▶ _Aim_: Look for the string "title" in every line, and copy each line that has it.

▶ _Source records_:
--- --- ---

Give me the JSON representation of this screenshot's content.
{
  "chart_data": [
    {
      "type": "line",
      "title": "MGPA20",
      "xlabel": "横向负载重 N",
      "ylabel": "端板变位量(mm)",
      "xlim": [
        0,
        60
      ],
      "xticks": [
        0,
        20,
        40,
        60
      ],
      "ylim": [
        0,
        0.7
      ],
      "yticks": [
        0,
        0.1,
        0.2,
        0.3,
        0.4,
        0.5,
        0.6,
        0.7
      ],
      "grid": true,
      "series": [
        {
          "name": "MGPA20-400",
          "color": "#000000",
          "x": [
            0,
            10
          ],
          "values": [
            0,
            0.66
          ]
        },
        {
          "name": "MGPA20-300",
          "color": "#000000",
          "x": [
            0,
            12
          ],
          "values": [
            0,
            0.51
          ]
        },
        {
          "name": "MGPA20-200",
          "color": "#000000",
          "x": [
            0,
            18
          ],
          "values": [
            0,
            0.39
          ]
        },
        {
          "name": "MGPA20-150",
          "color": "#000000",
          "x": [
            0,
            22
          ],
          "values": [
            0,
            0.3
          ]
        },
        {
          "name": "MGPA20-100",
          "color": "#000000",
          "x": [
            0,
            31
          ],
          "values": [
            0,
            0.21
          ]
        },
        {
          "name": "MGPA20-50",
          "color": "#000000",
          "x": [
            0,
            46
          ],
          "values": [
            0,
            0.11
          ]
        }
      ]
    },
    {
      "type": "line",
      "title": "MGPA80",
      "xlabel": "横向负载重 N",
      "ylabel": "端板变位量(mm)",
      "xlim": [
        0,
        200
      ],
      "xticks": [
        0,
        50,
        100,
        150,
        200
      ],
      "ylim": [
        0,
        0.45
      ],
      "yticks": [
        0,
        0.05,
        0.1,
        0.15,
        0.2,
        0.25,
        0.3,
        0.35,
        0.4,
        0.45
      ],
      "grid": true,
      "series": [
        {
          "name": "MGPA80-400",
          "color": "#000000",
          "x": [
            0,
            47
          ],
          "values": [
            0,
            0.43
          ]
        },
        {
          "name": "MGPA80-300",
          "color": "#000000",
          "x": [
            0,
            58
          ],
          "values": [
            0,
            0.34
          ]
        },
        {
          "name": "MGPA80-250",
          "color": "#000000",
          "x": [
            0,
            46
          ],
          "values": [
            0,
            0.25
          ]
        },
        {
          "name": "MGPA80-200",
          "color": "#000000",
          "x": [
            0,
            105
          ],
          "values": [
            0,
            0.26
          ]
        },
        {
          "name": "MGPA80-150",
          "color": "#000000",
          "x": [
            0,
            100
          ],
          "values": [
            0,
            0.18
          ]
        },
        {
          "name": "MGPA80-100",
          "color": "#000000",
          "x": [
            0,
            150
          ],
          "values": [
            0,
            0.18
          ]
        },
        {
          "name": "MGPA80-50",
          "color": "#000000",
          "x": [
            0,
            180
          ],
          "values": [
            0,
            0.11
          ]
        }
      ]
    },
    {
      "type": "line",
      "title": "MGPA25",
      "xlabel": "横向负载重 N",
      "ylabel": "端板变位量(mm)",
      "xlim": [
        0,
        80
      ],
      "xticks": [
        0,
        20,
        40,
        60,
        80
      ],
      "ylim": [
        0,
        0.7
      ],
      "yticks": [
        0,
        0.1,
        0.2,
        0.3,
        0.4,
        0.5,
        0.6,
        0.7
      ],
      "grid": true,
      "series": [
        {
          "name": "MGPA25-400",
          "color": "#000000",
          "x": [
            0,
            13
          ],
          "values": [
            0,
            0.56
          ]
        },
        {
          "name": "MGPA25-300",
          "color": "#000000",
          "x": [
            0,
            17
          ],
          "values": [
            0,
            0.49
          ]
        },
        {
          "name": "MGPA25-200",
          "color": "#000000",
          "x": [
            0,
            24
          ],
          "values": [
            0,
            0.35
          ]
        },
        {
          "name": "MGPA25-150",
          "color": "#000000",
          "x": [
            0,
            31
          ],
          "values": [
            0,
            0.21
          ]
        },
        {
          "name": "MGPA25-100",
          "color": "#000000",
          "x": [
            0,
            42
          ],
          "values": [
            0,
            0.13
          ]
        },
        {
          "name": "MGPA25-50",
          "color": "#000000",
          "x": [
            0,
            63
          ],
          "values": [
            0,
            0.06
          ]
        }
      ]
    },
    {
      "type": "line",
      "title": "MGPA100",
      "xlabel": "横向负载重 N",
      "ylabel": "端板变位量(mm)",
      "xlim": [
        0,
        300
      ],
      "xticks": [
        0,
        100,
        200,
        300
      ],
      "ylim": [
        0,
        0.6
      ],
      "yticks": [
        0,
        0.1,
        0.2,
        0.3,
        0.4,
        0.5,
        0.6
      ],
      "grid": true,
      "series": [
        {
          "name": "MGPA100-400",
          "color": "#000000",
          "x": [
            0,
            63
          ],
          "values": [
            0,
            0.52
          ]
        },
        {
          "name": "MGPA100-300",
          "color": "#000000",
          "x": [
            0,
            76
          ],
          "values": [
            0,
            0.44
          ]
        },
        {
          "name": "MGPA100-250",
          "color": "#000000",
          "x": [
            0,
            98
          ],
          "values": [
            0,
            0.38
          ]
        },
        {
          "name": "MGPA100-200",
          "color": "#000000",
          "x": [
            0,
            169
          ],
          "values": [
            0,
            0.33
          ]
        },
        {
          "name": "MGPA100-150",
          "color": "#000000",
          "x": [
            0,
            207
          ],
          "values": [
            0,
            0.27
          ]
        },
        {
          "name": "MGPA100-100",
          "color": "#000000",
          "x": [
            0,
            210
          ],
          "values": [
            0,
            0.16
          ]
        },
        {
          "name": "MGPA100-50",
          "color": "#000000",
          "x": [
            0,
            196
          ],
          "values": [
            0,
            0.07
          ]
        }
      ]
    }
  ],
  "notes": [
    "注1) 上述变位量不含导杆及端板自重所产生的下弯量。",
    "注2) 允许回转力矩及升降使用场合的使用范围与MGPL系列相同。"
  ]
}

--- --- ---

▶ _Answer in full_:
      "title": "MGPA20",
      "title": "MGPA80",
      "title": "MGPA25",
      "title": "MGPA100",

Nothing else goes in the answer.